Exercise task -
Leave out the pictures and copy every record exactly.

Stored items:
● ● ● ●
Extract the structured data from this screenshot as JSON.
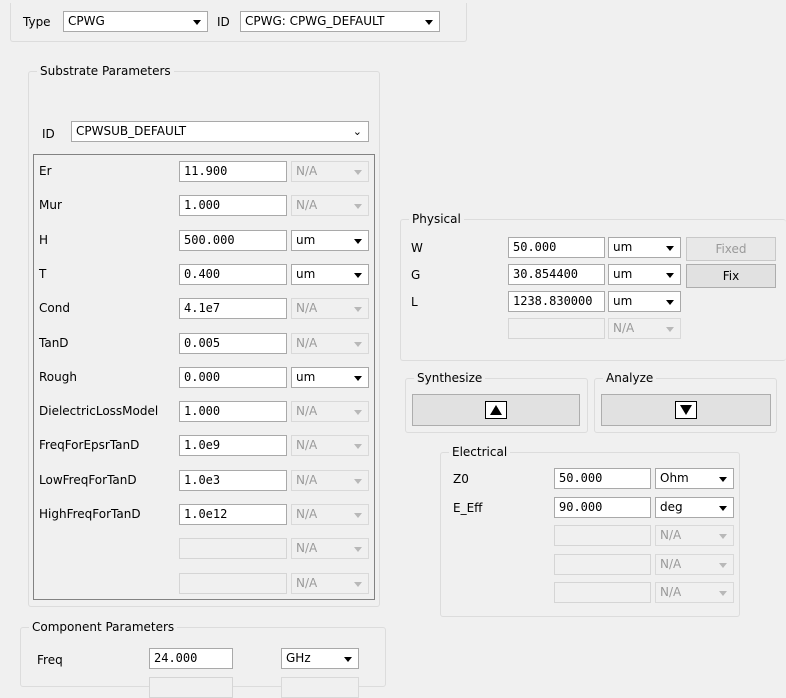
{
  "top": {
    "type_label": "Type",
    "type_value": "CPWG",
    "id_label": "ID",
    "id_value": "CPWG: CPWG_DEFAULT"
  },
  "substrate": {
    "title": "Substrate Parameters",
    "id_label": "ID",
    "id_value": "CPWSUB_DEFAULT",
    "params": [
      {
        "name": "Er",
        "value": "11.900",
        "unit": "N/A",
        "unit_enabled": false
      },
      {
        "name": "Mur",
        "value": "1.000",
        "unit": "N/A",
        "unit_enabled": false
      },
      {
        "name": "H",
        "value": "500.000",
        "unit": "um",
        "unit_enabled": true
      },
      {
        "name": "T",
        "value": "0.400",
        "unit": "um",
        "unit_enabled": true
      },
      {
        "name": "Cond",
        "value": "4.1e7",
        "unit": "N/A",
        "unit_enabled": false
      },
      {
        "name": "TanD",
        "value": "0.005",
        "unit": "N/A",
        "unit_enabled": false
      },
      {
        "name": "Rough",
        "value": "0.000",
        "unit": "um",
        "unit_enabled": true
      },
      {
        "name": "DielectricLossModel",
        "value": "1.000",
        "unit": "N/A",
        "unit_enabled": false
      },
      {
        "name": "FreqForEpsrTanD",
        "value": "1.0e9",
        "unit": "N/A",
        "unit_enabled": false
      },
      {
        "name": "LowFreqForTanD",
        "value": "1.0e3",
        "unit": "N/A",
        "unit_enabled": false
      },
      {
        "name": "HighFreqForTanD",
        "value": "1.0e12",
        "unit": "N/A",
        "unit_enabled": false
      },
      {
        "name": "",
        "value": "",
        "unit": "N/A",
        "unit_enabled": false
      },
      {
        "name": "",
        "value": "",
        "unit": "N/A",
        "unit_enabled": false
      }
    ]
  },
  "physical": {
    "title": "Physical",
    "params": [
      {
        "name": "W",
        "value": "50.000",
        "unit": "um",
        "unit_enabled": true,
        "button": "Fixed",
        "button_enabled": false
      },
      {
        "name": "G",
        "value": "30.854400",
        "unit": "um",
        "unit_enabled": true,
        "button": "Fix",
        "button_enabled": true
      },
      {
        "name": "L",
        "value": "1238.830000",
        "unit": "um",
        "unit_enabled": true,
        "button": "",
        "button_enabled": false
      },
      {
        "name": "",
        "value": "",
        "unit": "N/A",
        "unit_enabled": false,
        "button": "",
        "button_enabled": false
      }
    ]
  },
  "synthesize": {
    "title": "Synthesize"
  },
  "analyze": {
    "title": "Analyze"
  },
  "electrical": {
    "title": "Electrical",
    "params": [
      {
        "name": "Z0",
        "value": "50.000",
        "unit": "Ohm",
        "unit_enabled": true
      },
      {
        "name": "E_Eff",
        "value": "90.000",
        "unit": "deg",
        "unit_enabled": true
      },
      {
        "name": "",
        "value": "",
        "unit": "N/A",
        "unit_enabled": false
      },
      {
        "name": "",
        "value": "",
        "unit": "N/A",
        "unit_enabled": false
      },
      {
        "name": "",
        "value": "",
        "unit": "N/A",
        "unit_enabled": false
      }
    ]
  },
  "component": {
    "title": "Component Parameters",
    "params": [
      {
        "name": "Freq",
        "value": "24.000",
        "unit": "GHz",
        "unit_enabled": true
      }
    ]
  }
}
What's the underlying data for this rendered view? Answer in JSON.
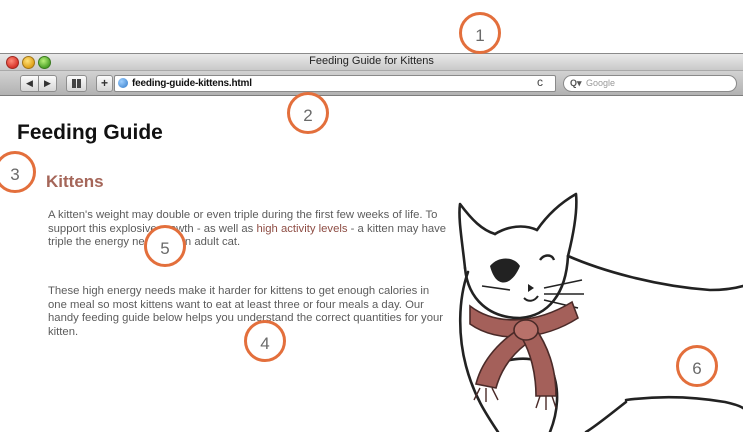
{
  "window": {
    "title": "Feeding Guide for Kittens"
  },
  "toolbar": {
    "address": "feeding-guide-kittens.html",
    "search_placeholder": "Google",
    "back_symbol": "◀",
    "forward_symbol": "▶",
    "add_symbol": "+",
    "reload_symbol": "c"
  },
  "page": {
    "heading": "Feeding Guide",
    "subheading": "Kittens",
    "paragraph1": {
      "before": "A kitten's weight may double or even triple during the first few weeks of life. To support this explosive growth - as well as ",
      "link": "high activity levels",
      "after": " - a kitten may have triple the energy needs of an adult cat."
    },
    "paragraph2": "These high energy needs make it harder for kittens to get enough calories in one meal so most kittens want to eat at least three or four meals a day. Our handy feeding guide below helps you understand the correct quantities for your kitten."
  },
  "callouts": [
    "1",
    "2",
    "3",
    "4",
    "5",
    "6"
  ],
  "colors": {
    "callout_ring": "#e36f3c",
    "subheading": "#a56659",
    "link": "#8e4d44"
  },
  "icons": [
    "close-icon",
    "minimize-icon",
    "zoom-icon",
    "back-icon",
    "forward-icon",
    "bookmarks-icon",
    "add-bookmark-icon",
    "globe-icon",
    "reload-icon",
    "search-icon",
    "cat-illustration"
  ]
}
● ● ● ●
Reply -
Extract the structured data from this screenshot as JSON.
{
  "top": {
    "type_label": "Type",
    "type_value": "CPWG",
    "id_label": "ID",
    "id_value": "CPWG: CPWG_DEFAULT"
  },
  "substrate": {
    "title": "Substrate Parameters",
    "id_label": "ID",
    "id_value": "CPWSUB_DEFAULT",
    "params": [
      {
        "name": "Er",
        "value": "11.900",
        "unit": "N/A",
        "unit_enabled": false
      },
      {
        "name": "Mur",
        "value": "1.000",
        "unit": "N/A",
        "unit_enabled": false
      },
      {
        "name": "H",
        "value": "500.000",
        "unit": "um",
        "unit_enabled": true
      },
      {
        "name": "T",
        "value": "0.400",
        "unit": "um",
        "unit_enabled": true
      },
      {
        "name": "Cond",
        "value": "4.1e7",
        "unit": "N/A",
        "unit_enabled": false
      },
      {
        "name": "TanD",
        "value": "0.005",
        "unit": "N/A",
        "unit_enabled": false
      },
      {
        "name": "Rough",
        "value": "0.000",
        "unit": "um",
        "unit_enabled": true
      },
      {
        "name": "DielectricLossModel",
        "value": "1.000",
        "unit": "N/A",
        "unit_enabled": false
      },
      {
        "name": "FreqForEpsrTanD",
        "value": "1.0e9",
        "unit": "N/A",
        "unit_enabled": false
      },
      {
        "name": "LowFreqForTanD",
        "value": "1.0e3",
        "unit": "N/A",
        "unit_enabled": false
      },
      {
        "name": "HighFreqForTanD",
        "value": "1.0e12",
        "unit": "N/A",
        "unit_enabled": false
      },
      {
        "name": "",
        "value": "",
        "unit": "N/A",
        "unit_enabled": false
      },
      {
        "name": "",
        "value": "",
        "unit": "N/A",
        "unit_enabled": false
      }
    ]
  },
  "physical": {
    "title": "Physical",
    "params": [
      {
        "name": "W",
        "value": "50.000",
        "unit": "um",
        "unit_enabled": true,
        "button": "Fixed",
        "button_enabled": false
      },
      {
        "name": "G",
        "value": "30.854400",
        "unit": "um",
        "unit_enabled": true,
        "button": "Fix",
        "button_enabled": true
      },
      {
        "name": "L",
        "value": "1238.830000",
        "unit": "um",
        "unit_enabled": true,
        "button": "",
        "button_enabled": false
      },
      {
        "name": "",
        "value": "",
        "unit": "N/A",
        "unit_enabled": false,
        "button": "",
        "button_enabled": false
      }
    ]
  },
  "synthesize": {
    "title": "Synthesize"
  },
  "analyze": {
    "title": "Analyze"
  },
  "electrical": {
    "title": "Electrical",
    "params": [
      {
        "name": "Z0",
        "value": "50.000",
        "unit": "Ohm",
        "unit_enabled": true
      },
      {
        "name": "E_Eff",
        "value": "90.000",
        "unit": "deg",
        "unit_enabled": true
      },
      {
        "name": "",
        "value": "",
        "unit": "N/A",
        "unit_enabled": false
      },
      {
        "name": "",
        "value": "",
        "unit": "N/A",
        "unit_enabled": false
      },
      {
        "name": "",
        "value": "",
        "unit": "N/A",
        "unit_enabled": false
      }
    ]
  },
  "component": {
    "title": "Component Parameters",
    "params": [
      {
        "name": "Freq",
        "value": "24.000",
        "unit": "GHz",
        "unit_enabled": true
      }
    ]
  }
}
What's the underlying data for this rendered view? Answer in JSON.
{
  "window": {
    "title": "Feeding Guide for Kittens"
  },
  "toolbar": {
    "address": "feeding-guide-kittens.html",
    "search_placeholder": "Google",
    "back_symbol": "◀",
    "forward_symbol": "▶",
    "add_symbol": "+",
    "reload_symbol": "c"
  },
  "page": {
    "heading": "Feeding Guide",
    "subheading": "Kittens",
    "paragraph1": {
      "before": "A kitten's weight may double or even triple during the first few weeks of life. To support this explosive growth - as well as ",
      "link": "high activity levels",
      "after": " - a kitten may have triple the energy needs of an adult cat."
    },
    "paragraph2": "These high energy needs make it harder for kittens to get enough calories in one meal so most kittens want to eat at least three or four meals a day. Our handy feeding guide below helps you understand the correct quantities for your kitten."
  },
  "callouts": [
    "1",
    "2",
    "3",
    "4",
    "5",
    "6"
  ],
  "colors": {
    "callout_ring": "#e36f3c",
    "subheading": "#a56659",
    "link": "#8e4d44"
  },
  "icons": [
    "close-icon",
    "minimize-icon",
    "zoom-icon",
    "back-icon",
    "forward-icon",
    "bookmarks-icon",
    "add-bookmark-icon",
    "globe-icon",
    "reload-icon",
    "search-icon",
    "cat-illustration"
  ]
}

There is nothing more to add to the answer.